● **Entries shown**:

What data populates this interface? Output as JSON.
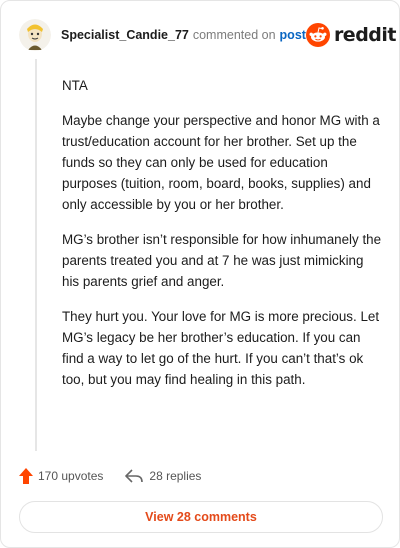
{
  "header": {
    "username": "Specialist_Candie_77",
    "action_text": "commented on",
    "post_link": "post",
    "logo_text": "reddit"
  },
  "comment": {
    "paragraphs": [
      "NTA",
      "Maybe change your perspective and honor MG with a trust/education account for her brother. Set up the funds so they can only be used for education purposes (tuition, room, board, books, supplies) and only accessible by you or her brother.",
      "MG’s brother isn’t responsible for how inhumanely the parents treated you and at 7 he was just mimicking his parents grief and anger.",
      "They hurt you. Your love for MG is more precious. Let MG’s legacy be her brother’s education. If you can find a way to let go of the hurt. If you can’t that’s ok too, but you may find healing in this path."
    ]
  },
  "actions": {
    "upvotes_label": "170 upvotes",
    "replies_label": "28 replies"
  },
  "footer": {
    "view_comments_label": "View 28 comments"
  },
  "colors": {
    "brand": "#ff4500",
    "link": "#0a66c2",
    "button_text": "#e44a1a"
  },
  "icons": [
    "avatar",
    "reddit-snoo-icon",
    "upvote-arrow-icon",
    "reply-icon"
  ]
}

● **Aim of the exercise**: Gather each line of the listing that holds the string "education".

● **Full response**:
      "Maybe change your perspective and honor MG with a trust/education account for her brother. Set up the funds so they can only be used for education purposes (tuition, room, board, books, supplies) and only accessible by you or her brother.",
      "They hurt you. Your love for MG is more precious. Let MG’s legacy be her brother’s education. If you can find a way to let go of the hurt. If you can’t that’s ok too, but you may find healing in this path."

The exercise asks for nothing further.